What you are asked to do
Make an exact copy of each entry, leaving out every picture.

Available data

((

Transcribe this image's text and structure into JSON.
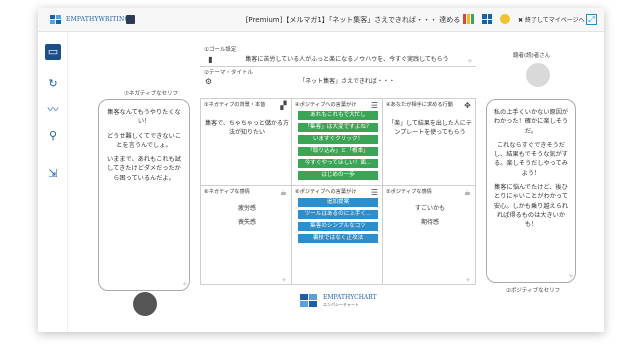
{
  "app": {
    "logo_text": "EMPATHYWRITING",
    "doc_title": "[Premium]【メルマガ1】「ネット集客」さえできれば・・・ 達める",
    "exit_label": "終了してマイページへ"
  },
  "goal": {
    "label": "①ゴール設定",
    "text": "集客に苦労している人がふっと楽になるノウハウを、今すぐ実践してもらう"
  },
  "theme": {
    "label": "②テーマ・タイトル",
    "text": "「ネット集客」さえできれば・・・"
  },
  "reader": {
    "label": "聴者(読)者さん",
    "negative_label": "⑦ネガティブなセリフ",
    "negative_lines": [
      "集客なんてもうやりたくない！",
      "どうせ難しくてできないことを言うんでしょ。",
      "いままで、あれもこれも試してきたけどダメだったから困っているんだよ。"
    ],
    "positive_label": "②ポジティブなセリフ",
    "positive_lines": [
      "私の上手くいかない原因がわかった！確かに楽しそうだ。",
      "これならすぐできそうだし、結果もでそうな気がする。楽しそうだしやってみよう！",
      "集客に悩んでたけど、後ひとりにゃいことがわかって安心。しかも乗り越えられれば得るものは大きいかも！"
    ]
  },
  "chart": {
    "cell3": {
      "label": "③ネガティブの背景・本音",
      "text": "集客で、ちゃちゃっと儲かる方法が知りたい"
    },
    "cell4": {
      "label": "④ポジティブへの言葉がけ",
      "tags": [
        "あれもこれもで大忙し",
        "「集客」は大変ですよね？",
        "いますぐクリック！",
        "「取り込み」と「根本」",
        "今すぐやってほしい！面...",
        "はじめの一歩"
      ]
    },
    "cell5": {
      "label": "④あなたが相手に求める行動",
      "text": "「楽」して結果を出した人にテンプレートを使ってもらう"
    },
    "cell6": {
      "label": "⑥ネガティブな感情",
      "words": [
        "疲労感",
        "喪失感"
      ]
    },
    "cell7": {
      "label": "⑥ポジティブへの言葉がけ",
      "tags": [
        "追加提案",
        "ツールはあるのに上手く...",
        "集客のシンプルなコツ",
        "裏技ではなく正攻法"
      ]
    },
    "cell8": {
      "label": "⑤ポジティブな感情",
      "words": [
        "すごいかも",
        "期待感"
      ]
    }
  },
  "footer": {
    "logo_main": "EMPATHYCHART",
    "logo_sub": "エンパシーチャート"
  },
  "colors": {
    "accent": "#1b5fa8",
    "tag_green": "#3aa655",
    "tag_blue": "#2b8fcf"
  }
}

))

Solution
Transcribe this image's text and structure into JSON.
{
  "app": {
    "logo_text": "EMPATHYWRITING",
    "doc_title": "[Premium]【メルマガ1】「ネット集客」さえできれば・・・ 達める",
    "exit_label": "終了してマイページへ"
  },
  "goal": {
    "label": "①ゴール設定",
    "text": "集客に苦労している人がふっと楽になるノウハウを、今すぐ実践してもらう"
  },
  "theme": {
    "label": "②テーマ・タイトル",
    "text": "「ネット集客」さえできれば・・・"
  },
  "reader": {
    "label": "聴者(読)者さん",
    "negative_label": "⑦ネガティブなセリフ",
    "negative_lines": [
      "集客なんてもうやりたくない！",
      "どうせ難しくてできないことを言うんでしょ。",
      "いままで、あれもこれも試してきたけどダメだったから困っているんだよ。"
    ],
    "positive_label": "②ポジティブなセリフ",
    "positive_lines": [
      "私の上手くいかない原因がわかった！確かに楽しそうだ。",
      "これならすぐできそうだし、結果もでそうな気がする。楽しそうだしやってみよう！",
      "集客に悩んでたけど、後ひとりにゃいことがわかって安心。しかも乗り越えられれば得るものは大きいかも！"
    ]
  },
  "chart": {
    "cell3": {
      "label": "③ネガティブの背景・本音",
      "text": "集客で、ちゃちゃっと儲かる方法が知りたい"
    },
    "cell4": {
      "label": "④ポジティブへの言葉がけ",
      "tags": [
        "あれもこれもで大忙し",
        "「集客」は大変ですよね？",
        "いますぐクリック！",
        "「取り込み」と「根本」",
        "今すぐやってほしい！面...",
        "はじめの一歩"
      ]
    },
    "cell5": {
      "label": "④あなたが相手に求める行動",
      "text": "「楽」して結果を出した人にテンプレートを使ってもらう"
    },
    "cell6": {
      "label": "⑥ネガティブな感情",
      "words": [
        "疲労感",
        "喪失感"
      ]
    },
    "cell7": {
      "label": "⑥ポジティブへの言葉がけ",
      "tags": [
        "追加提案",
        "ツールはあるのに上手く...",
        "集客のシンプルなコツ",
        "裏技ではなく正攻法"
      ]
    },
    "cell8": {
      "label": "⑤ポジティブな感情",
      "words": [
        "すごいかも",
        "期待感"
      ]
    }
  },
  "footer": {
    "logo_main": "EMPATHYCHART",
    "logo_sub": "エンパシーチャート"
  },
  "colors": {
    "accent": "#1b5fa8",
    "tag_green": "#3aa655",
    "tag_blue": "#2b8fcf"
  }
}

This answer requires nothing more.